[start Entries shown]

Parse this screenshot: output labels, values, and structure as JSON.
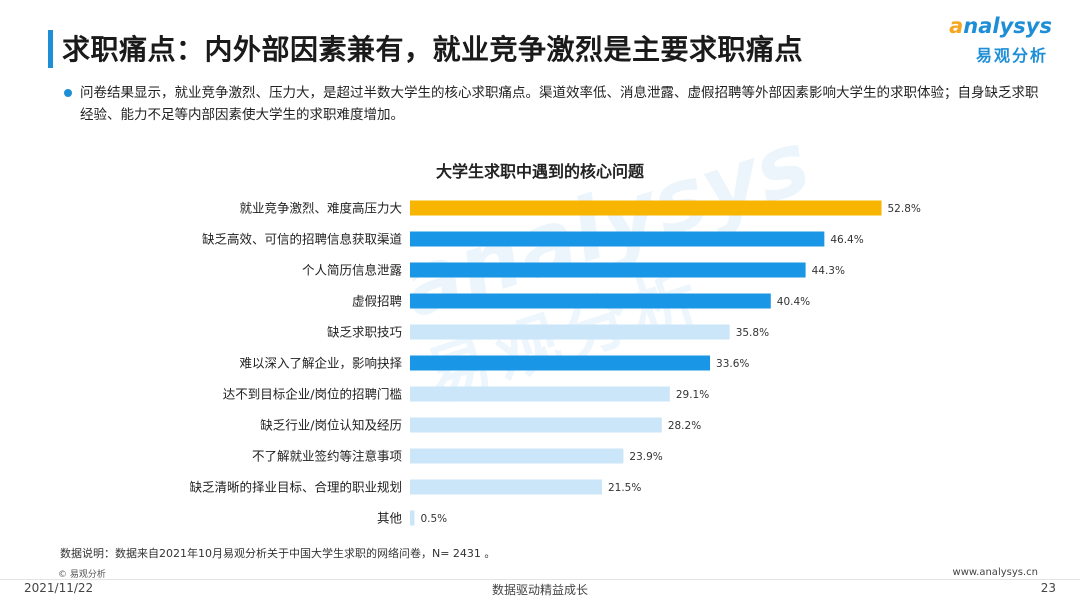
{
  "header": {
    "title": "求职痛点：内外部因素兼有，就业竞争激烈是主要求职痛点",
    "logo_en_first": "a",
    "logo_en_rest": "nalysys",
    "logo_cn": "易观分析"
  },
  "summary": "问卷结果显示，就业竞争激烈、压力大，是超过半数大学生的核心求职痛点。渠道效率低、消息泄露、虚假招聘等外部因素影响大学生的求职体验；自身缺乏求职经验、能力不足等内部因素使大学生的求职难度增加。",
  "chart_data": {
    "type": "bar",
    "orientation": "horizontal",
    "title": "大学生求职中遇到的核心问题",
    "unit": "%",
    "categories": [
      "就业竞争激烈、难度高压力大",
      "缺乏高效、可信的招聘信息获取渠道",
      "个人简历信息泄露",
      "虚假招聘",
      "缺乏求职技巧",
      "难以深入了解企业，影响抉择",
      "达不到目标企业/岗位的招聘门槛",
      "缺乏行业/岗位认知及经历",
      "不了解就业签约等注意事项",
      "缺乏清晰的择业目标、合理的职业规划",
      "其他"
    ],
    "values": [
      52.8,
      46.4,
      44.3,
      40.4,
      35.8,
      33.6,
      29.1,
      28.2,
      23.9,
      21.5,
      0.5
    ],
    "value_labels": [
      "52.8%",
      "46.4%",
      "44.3%",
      "40.4%",
      "35.8%",
      "33.6%",
      "29.1%",
      "28.2%",
      "23.9%",
      "21.5%",
      "0.5%"
    ],
    "bar_color_groups": [
      "highlight",
      "strong",
      "strong",
      "strong",
      "light",
      "strong",
      "light",
      "light",
      "light",
      "light",
      "light"
    ],
    "colors": {
      "highlight": "#f7b500",
      "strong": "#1a96e6",
      "light": "#cbe6f8"
    },
    "xlim": [
      0,
      60
    ],
    "grid": false,
    "legend": "none"
  },
  "footer": {
    "note": "数据说明：数据来自2021年10月易观分析关于中国大学生求职的网络问卷，N= 2431 。",
    "copyright": "© 易观分析",
    "date": "2021/11/22",
    "slogan": "数据驱动精益成长",
    "website": "www.analysys.cn",
    "page": "23"
  }
}
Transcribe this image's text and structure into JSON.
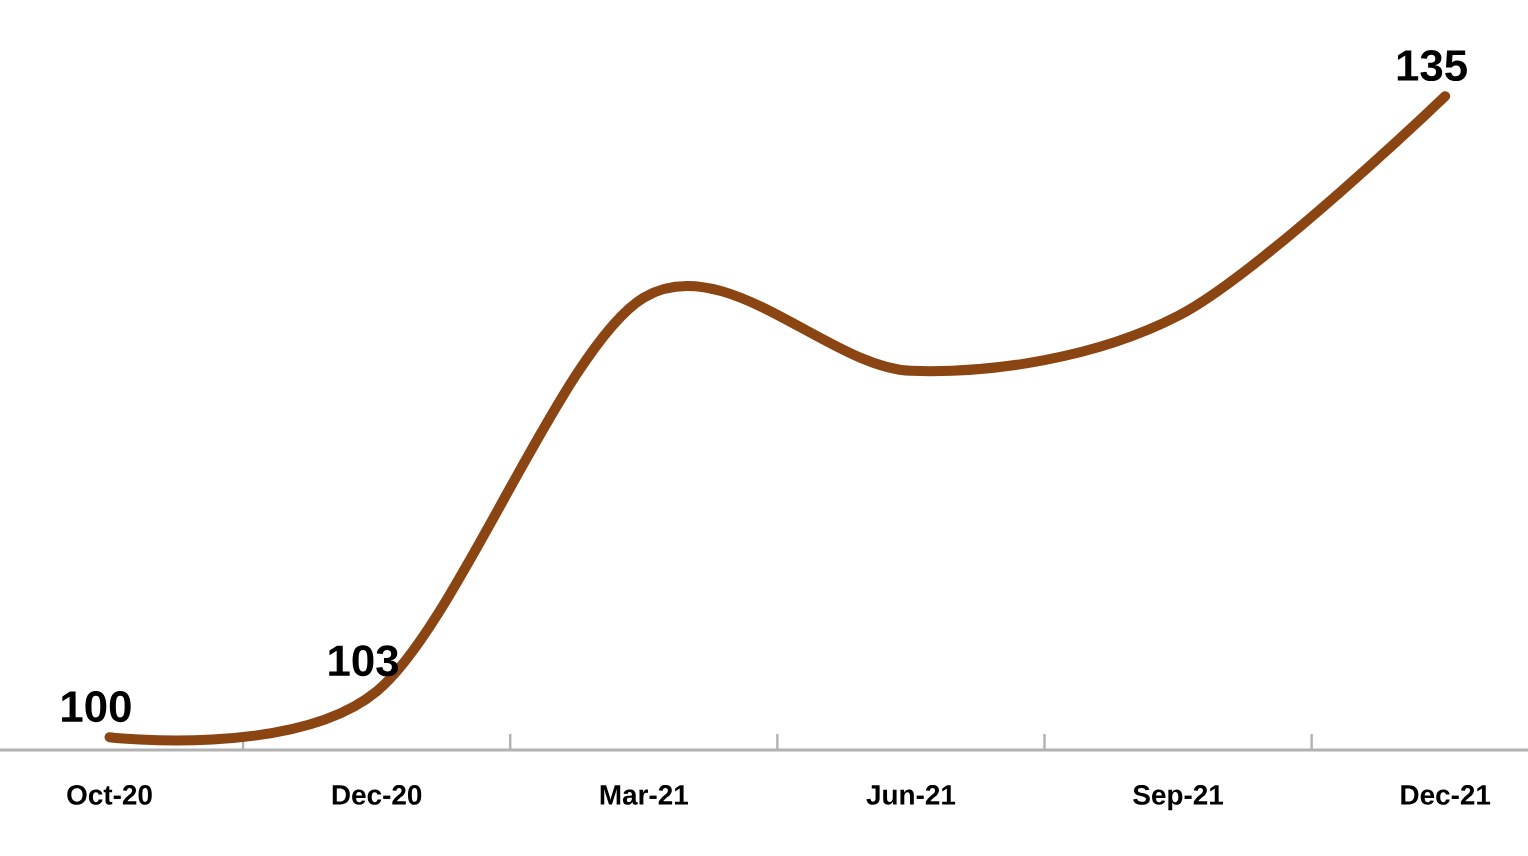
{
  "chart_data": {
    "type": "line",
    "categories": [
      "Oct-20",
      "Dec-20",
      "Mar-21",
      "Jun-21",
      "Sep-21",
      "Dec-21"
    ],
    "values": [
      100,
      102.5,
      124,
      120,
      123,
      135
    ],
    "value_labels": [
      "100",
      "103",
      null,
      null,
      null,
      "135"
    ],
    "color": "#8b4513"
  }
}
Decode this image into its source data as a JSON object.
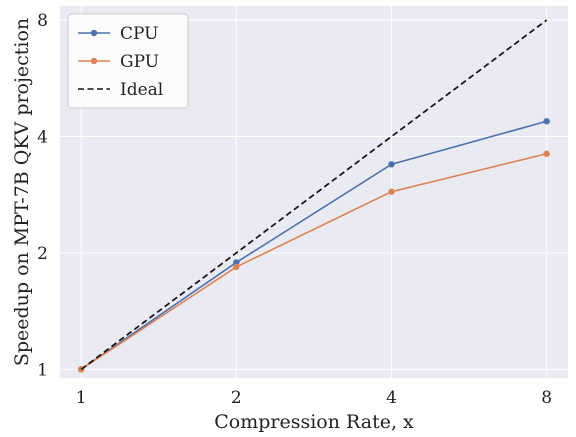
{
  "chart_data": {
    "type": "line",
    "xscale": "log2",
    "yscale": "log2",
    "x": [
      1,
      2,
      4,
      8
    ],
    "xticks": [
      "1",
      "2",
      "4",
      "8"
    ],
    "yticks": [
      "1",
      "2",
      "4",
      "8"
    ],
    "xlim": [
      0.91,
      8.8
    ],
    "ylim": [
      0.95,
      8.7
    ],
    "xlabel": "Compression Rate, x",
    "ylabel": "Speedup on MPT-7B QKV projection",
    "grid": true,
    "legend_position": "top-left",
    "series": [
      {
        "name": "CPU",
        "values": [
          1.0,
          1.89,
          3.39,
          4.38
        ],
        "color": "#4c72b0",
        "style": "solid",
        "marker": "circle"
      },
      {
        "name": "GPU",
        "values": [
          1.0,
          1.84,
          2.88,
          3.61
        ],
        "color": "#dd8452",
        "style": "solid",
        "marker": "circle"
      },
      {
        "name": "Ideal",
        "values": [
          1,
          2,
          4,
          8
        ],
        "color": "#111111",
        "style": "dashed",
        "marker": "none"
      }
    ]
  },
  "colors": {
    "plot_background": "#eaeaf2",
    "grid": "#ffffff"
  }
}
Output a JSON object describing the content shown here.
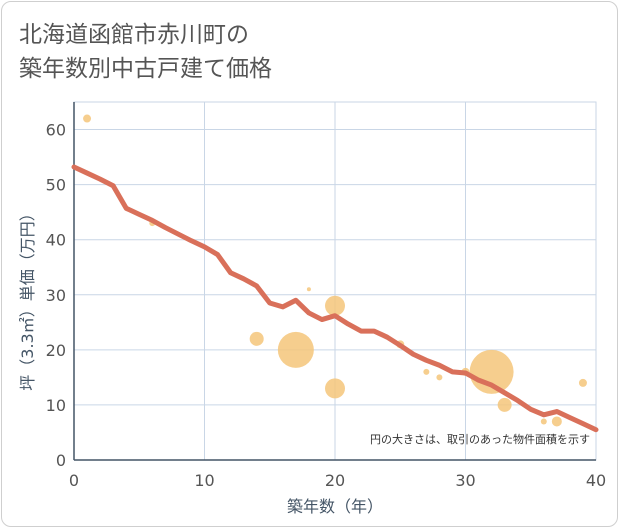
{
  "title_lines": [
    "北海道函館市赤川町の",
    "築年数別中古戸建て価格"
  ],
  "chart_data": {
    "type": "scatter",
    "title": "北海道函館市赤川町の築年数別中古戸建て価格",
    "xlabel": "築年数（年）",
    "ylabel": "坪（3.3㎡）単価（万円）",
    "xlim": [
      0,
      40
    ],
    "ylim": [
      0,
      65
    ],
    "xticks": [
      0,
      10,
      20,
      30,
      40
    ],
    "yticks": [
      0,
      10,
      20,
      30,
      40,
      50,
      60
    ],
    "grid": true,
    "note": "円の大きさは、取引のあった物件面積を示す",
    "colors": {
      "bubble": "#f5c57a",
      "trend": "#d9705a",
      "grid": "#c9d6e6",
      "axis": "#445566"
    },
    "points": [
      {
        "x": 1,
        "y": 62,
        "size": 4
      },
      {
        "x": 6,
        "y": 43,
        "size": 3
      },
      {
        "x": 14,
        "y": 22,
        "size": 7
      },
      {
        "x": 17,
        "y": 20,
        "size": 18
      },
      {
        "x": 18,
        "y": 31,
        "size": 2
      },
      {
        "x": 20,
        "y": 28,
        "size": 10
      },
      {
        "x": 20,
        "y": 13,
        "size": 10
      },
      {
        "x": 25,
        "y": 21,
        "size": 4
      },
      {
        "x": 27,
        "y": 16,
        "size": 3
      },
      {
        "x": 28,
        "y": 15,
        "size": 3
      },
      {
        "x": 30,
        "y": 16,
        "size": 4
      },
      {
        "x": 32,
        "y": 16,
        "size": 22
      },
      {
        "x": 33,
        "y": 10,
        "size": 7
      },
      {
        "x": 36,
        "y": 7,
        "size": 3
      },
      {
        "x": 37,
        "y": 7,
        "size": 5
      },
      {
        "x": 39,
        "y": 14,
        "size": 4
      }
    ],
    "trend": {
      "x": [
        0,
        1,
        2,
        3,
        4,
        5,
        6,
        7,
        8,
        9,
        10,
        11,
        12,
        13,
        14,
        15,
        16,
        17,
        18,
        19,
        20,
        21,
        22,
        23,
        24,
        25,
        26,
        27,
        28,
        29,
        30,
        31,
        32,
        33,
        34,
        35,
        36,
        37,
        38,
        39,
        40
      ],
      "y": [
        53.2,
        52.1,
        51,
        49.8,
        45.7,
        44.6,
        43.5,
        42.2,
        41,
        39.8,
        38.7,
        37.3,
        34,
        32.9,
        31.6,
        28.5,
        27.8,
        29,
        26.7,
        25.5,
        26.2,
        24.7,
        23.4,
        23.4,
        22.3,
        20.8,
        19.2,
        18.1,
        17.2,
        16,
        15.8,
        14.5,
        13.6,
        12.2,
        10.8,
        9.2,
        8.2,
        8.8,
        7.7,
        6.6,
        5.5
      ]
    }
  }
}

[end Entries shown]

**Your instructions**
Reproduce the records above exactly, leaving out every picture they contain.

**Response to this task**
Parse this screenshot: output labels, values, and structure as JSON.
{
  "header": {
    "title": "求职痛点：内外部因素兼有，就业竞争激烈是主要求职痛点",
    "logo_en_first": "a",
    "logo_en_rest": "nalysys",
    "logo_cn": "易观分析"
  },
  "summary": "问卷结果显示，就业竞争激烈、压力大，是超过半数大学生的核心求职痛点。渠道效率低、消息泄露、虚假招聘等外部因素影响大学生的求职体验；自身缺乏求职经验、能力不足等内部因素使大学生的求职难度增加。",
  "chart_data": {
    "type": "bar",
    "orientation": "horizontal",
    "title": "大学生求职中遇到的核心问题",
    "unit": "%",
    "categories": [
      "就业竞争激烈、难度高压力大",
      "缺乏高效、可信的招聘信息获取渠道",
      "个人简历信息泄露",
      "虚假招聘",
      "缺乏求职技巧",
      "难以深入了解企业，影响抉择",
      "达不到目标企业/岗位的招聘门槛",
      "缺乏行业/岗位认知及经历",
      "不了解就业签约等注意事项",
      "缺乏清晰的择业目标、合理的职业规划",
      "其他"
    ],
    "values": [
      52.8,
      46.4,
      44.3,
      40.4,
      35.8,
      33.6,
      29.1,
      28.2,
      23.9,
      21.5,
      0.5
    ],
    "value_labels": [
      "52.8%",
      "46.4%",
      "44.3%",
      "40.4%",
      "35.8%",
      "33.6%",
      "29.1%",
      "28.2%",
      "23.9%",
      "21.5%",
      "0.5%"
    ],
    "bar_color_groups": [
      "highlight",
      "strong",
      "strong",
      "strong",
      "light",
      "strong",
      "light",
      "light",
      "light",
      "light",
      "light"
    ],
    "colors": {
      "highlight": "#f7b500",
      "strong": "#1a96e6",
      "light": "#cbe6f8"
    },
    "xlim": [
      0,
      60
    ],
    "grid": false,
    "legend": "none"
  },
  "footer": {
    "note": "数据说明：数据来自2021年10月易观分析关于中国大学生求职的网络问卷，N= 2431 。",
    "copyright": "© 易观分析",
    "date": "2021/11/22",
    "slogan": "数据驱动精益成长",
    "website": "www.analysys.cn",
    "page": "23"
  }
}
Transcribe this image's text and structure into JSON.
{
  "chart_data": {
    "type": "line",
    "categories": [
      "Oct-20",
      "Dec-20",
      "Mar-21",
      "Jun-21",
      "Sep-21",
      "Dec-21"
    ],
    "values": [
      100,
      102.5,
      124,
      120,
      123,
      135
    ],
    "value_labels": [
      "100",
      "103",
      null,
      null,
      null,
      "135"
    ],
    "color": "#8b4513"
  }
}
Decode this image into its source data as a JSON object.
{
  "chart_data": {
    "type": "line",
    "xscale": "log2",
    "yscale": "log2",
    "x": [
      1,
      2,
      4,
      8
    ],
    "xticks": [
      "1",
      "2",
      "4",
      "8"
    ],
    "yticks": [
      "1",
      "2",
      "4",
      "8"
    ],
    "xlim": [
      0.91,
      8.8
    ],
    "ylim": [
      0.95,
      8.7
    ],
    "xlabel": "Compression Rate, x",
    "ylabel": "Speedup on MPT-7B QKV projection",
    "grid": true,
    "legend_position": "top-left",
    "series": [
      {
        "name": "CPU",
        "values": [
          1.0,
          1.89,
          3.39,
          4.38
        ],
        "color": "#4c72b0",
        "style": "solid",
        "marker": "circle"
      },
      {
        "name": "GPU",
        "values": [
          1.0,
          1.84,
          2.88,
          3.61
        ],
        "color": "#dd8452",
        "style": "solid",
        "marker": "circle"
      },
      {
        "name": "Ideal",
        "values": [
          1,
          2,
          4,
          8
        ],
        "color": "#111111",
        "style": "dashed",
        "marker": "none"
      }
    ]
  },
  "colors": {
    "plot_background": "#eaeaf2",
    "grid": "#ffffff"
  }
}
Output a JSON object describing the content shown here.
{
  "title_lines": [
    "北海道函館市赤川町の",
    "築年数別中古戸建て価格"
  ],
  "chart_data": {
    "type": "scatter",
    "title": "北海道函館市赤川町の築年数別中古戸建て価格",
    "xlabel": "築年数（年）",
    "ylabel": "坪（3.3㎡）単価（万円）",
    "xlim": [
      0,
      40
    ],
    "ylim": [
      0,
      65
    ],
    "xticks": [
      0,
      10,
      20,
      30,
      40
    ],
    "yticks": [
      0,
      10,
      20,
      30,
      40,
      50,
      60
    ],
    "grid": true,
    "note": "円の大きさは、取引のあった物件面積を示す",
    "colors": {
      "bubble": "#f5c57a",
      "trend": "#d9705a",
      "grid": "#c9d6e6",
      "axis": "#445566"
    },
    "points": [
      {
        "x": 1,
        "y": 62,
        "size": 4
      },
      {
        "x": 6,
        "y": 43,
        "size": 3
      },
      {
        "x": 14,
        "y": 22,
        "size": 7
      },
      {
        "x": 17,
        "y": 20,
        "size": 18
      },
      {
        "x": 18,
        "y": 31,
        "size": 2
      },
      {
        "x": 20,
        "y": 28,
        "size": 10
      },
      {
        "x": 20,
        "y": 13,
        "size": 10
      },
      {
        "x": 25,
        "y": 21,
        "size": 4
      },
      {
        "x": 27,
        "y": 16,
        "size": 3
      },
      {
        "x": 28,
        "y": 15,
        "size": 3
      },
      {
        "x": 30,
        "y": 16,
        "size": 4
      },
      {
        "x": 32,
        "y": 16,
        "size": 22
      },
      {
        "x": 33,
        "y": 10,
        "size": 7
      },
      {
        "x": 36,
        "y": 7,
        "size": 3
      },
      {
        "x": 37,
        "y": 7,
        "size": 5
      },
      {
        "x": 39,
        "y": 14,
        "size": 4
      }
    ],
    "trend": {
      "x": [
        0,
        1,
        2,
        3,
        4,
        5,
        6,
        7,
        8,
        9,
        10,
        11,
        12,
        13,
        14,
        15,
        16,
        17,
        18,
        19,
        20,
        21,
        22,
        23,
        24,
        25,
        26,
        27,
        28,
        29,
        30,
        31,
        32,
        33,
        34,
        35,
        36,
        37,
        38,
        39,
        40
      ],
      "y": [
        53.2,
        52.1,
        51,
        49.8,
        45.7,
        44.6,
        43.5,
        42.2,
        41,
        39.8,
        38.7,
        37.3,
        34,
        32.9,
        31.6,
        28.5,
        27.8,
        29,
        26.7,
        25.5,
        26.2,
        24.7,
        23.4,
        23.4,
        22.3,
        20.8,
        19.2,
        18.1,
        17.2,
        16,
        15.8,
        14.5,
        13.6,
        12.2,
        10.8,
        9.2,
        8.2,
        8.8,
        7.7,
        6.6,
        5.5
      ]
    }
  }
}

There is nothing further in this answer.